§ Instructions to follow: Every line of the data that contains the string "Never" must be copied.

## Start

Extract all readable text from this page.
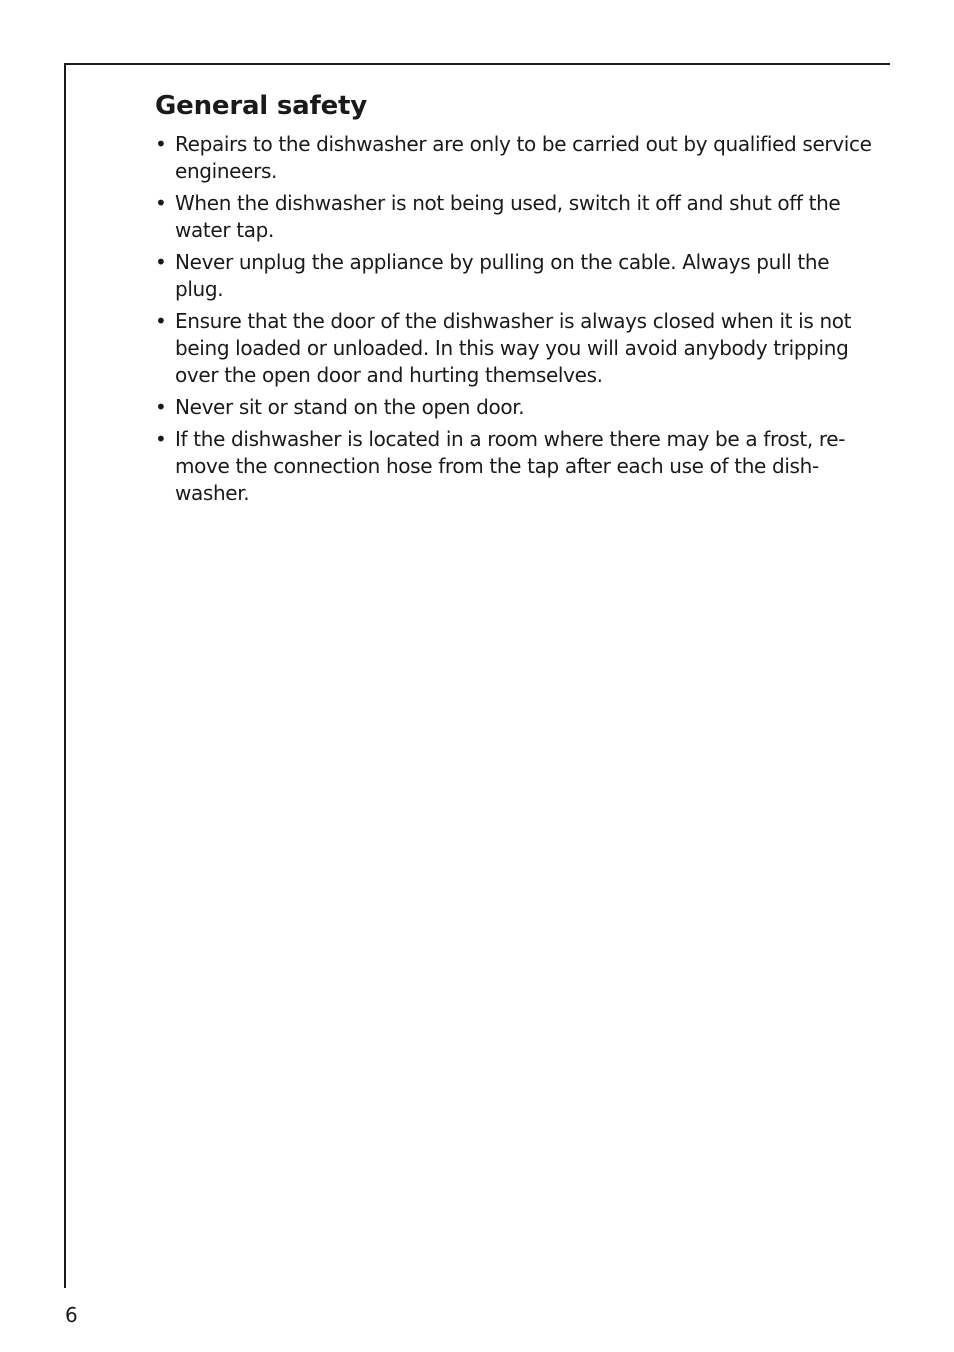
General safety
• Repairs to the dishwasher are only to be carried out by qualified service engineers.
• When the dishwasher is not being used, switch it off and shut off the water tap.
• Never unplug the appliance by pulling on the cable. Always pull the plug.
• Ensure that the door of the dishwasher is always closed when it is not being loaded or unloaded. In this way you will avoid anybody tripping over the open door and hurting themselves.
• Never sit or stand on the open door.
• If the dishwasher is located in a room where there may be a frost, remove the connection hose from the tap after each use of the dishwasher.
6
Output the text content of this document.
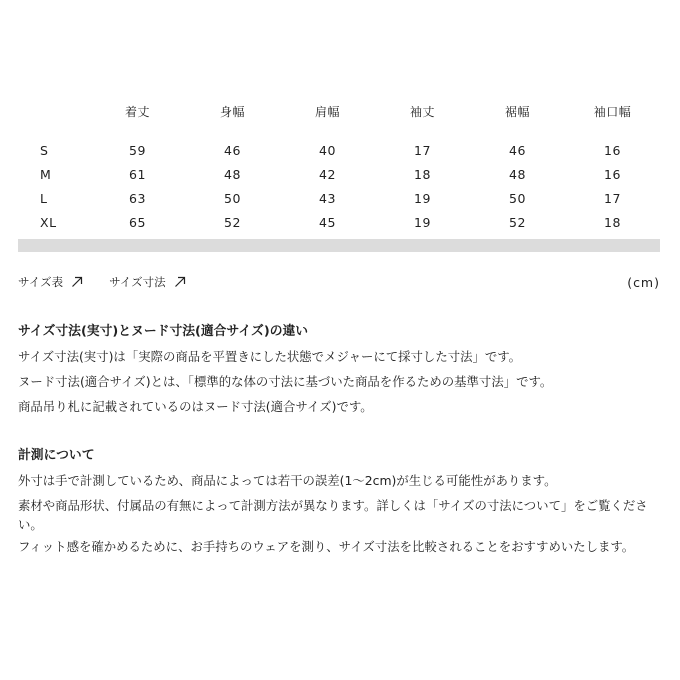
	着丈	身幅	肩幅	袖丈	裾幅	袖口幅
S	59	46	40	17	46	16
M	61	48	42	18	48	16
L	63	50	43	19	50	17
XL	65	52	45	19	52	18
サイズ表	サイズ寸法	(cm)
サイズ寸法(実寸)とヌード寸法(適合サイズ)の違い

サイズ寸法(実寸)は「実際の商品を平置きにした状態でメジャーにて採寸した寸法」です。

ヌード寸法(適合サイズ)とは、「標準的な体の寸法に基づいた商品を作るための基準寸法」です。

商品吊り札に記載されているのはヌード寸法(適合サイズ)です。

計測について

外寸は手で計測しているため、商品によっては若干の誤差(1〜2cm)が生じる可能性があります。

素材や商品形状、付属品の有無によって計測方法が異なります。詳しくは「サイズの寸法について」をご覧ください。

フィット感を確かめるために、お手持ちのウェアを測り、サイズ寸法を比較されることをおすすめいたします。
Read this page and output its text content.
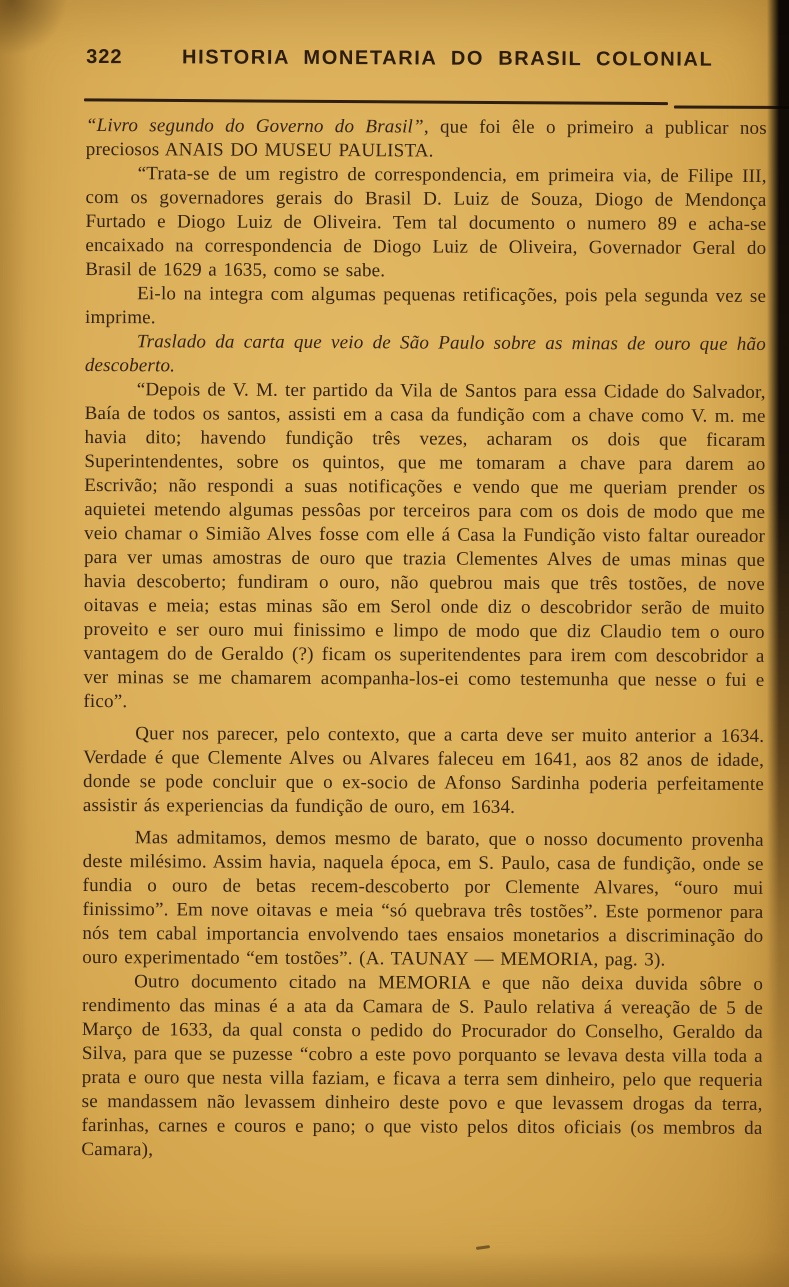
322	HISTORIA MONETARIA DO BRASIL COLONIAL

“Livro segundo do Governo do Brasil”, que foi êle o primeiro a publicar nos preciosos ANAIS DO MUSEU PAULISTA.

“Trata-se de um registro de correspondencia, em primeira via, de Filipe III, com os governadores gerais do Brasil D. Luiz de Souza, Diogo de Mendonça Furtado e Diogo Luiz de Oliveira. Tem tal documento o numero 89 e acha-se encaixado na correspondencia de Diogo Luiz de Oliveira, Governador Geral do Brasil de 1629 a 1635, como se sabe.

Ei-lo na integra com algumas pequenas retificações, pois pela segunda vez se imprime.

Traslado da carta que veio de São Paulo sobre as minas de ouro que hão descoberto.

“Depois de V. M. ter partido da Vila de Santos para essa Cidade do Salvador, Baía de todos os santos, assisti em a casa da fundição com a chave como V. m. me havia dito; havendo fundição três vezes, acharam os dois que ficaram Superintendentes, sobre os quintos, que me tomaram a chave para darem ao Escrivão; não respondi a suas notificações e vendo que me queriam prender os aquietei metendo algumas pessôas por terceiros para com os dois de modo que me veio chamar o Simião Alves fosse com elle á Casa la Fundição visto faltar oureador para ver umas amostras de ouro que trazia Clementes Alves de umas minas que havia descoberto; fundiram o ouro, não quebrou mais que três tostões, de nove oitavas e meia; estas minas são em Serol onde diz o descobridor serão de muito proveito e ser ouro mui finissimo e limpo de modo que diz Claudio tem o ouro vantagem do de Geraldo (?) ficam os superitendentes para irem com descobridor a ver minas se me chamarem acompanha-los-ei como testemunha que nesse o fui e fico”.

Quer nos parecer, pelo contexto, que a carta deve ser muito anterior a 1634. Verdade é que Clemente Alves ou Alvares faleceu em 1641, aos 82 anos de idade, donde se pode concluir que o ex-socio de Afonso Sardinha poderia perfeitamente assistir ás experiencias da fundição de ouro, em 1634.

Mas admitamos, demos mesmo de barato, que o nosso documento provenha deste milésimo. Assim havia, naquela época, em S. Paulo, casa de fundição, onde se fundia o ouro de betas recem-descoberto por Clemente Alvares, “ouro mui finissimo”. Em nove oitavas e meia “só quebrava três tostões”. Este pormenor para nós tem cabal importancia envolvendo taes ensaios monetarios a discriminação do ouro experimentado “em tostões”. (A. TAUNAY — MEMORIA, pag. 3).

Outro documento citado na MEMORIA e que não deixa duvida sôbre o rendimento das minas é a ata da Camara de S. Paulo relativa á vereação de 5 de Março de 1633, da qual consta o pedido do Procurador do Conselho, Geraldo da Silva, para que se puzesse “cobro a este povo porquanto se levava desta villa toda a prata e ouro que nesta villa faziam, e ficava a terra sem dinheiro, pelo que requeria se mandassem não levassem dinheiro deste povo e que levassem drogas da terra, farinhas, carnes e couros e pano; o que visto pelos ditos oficiais (os membros da Camara),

## End

§ Result below:
• Never unplug the appliance by pulling on the cable. Always pull the plug.
• Never sit or stand on the open door.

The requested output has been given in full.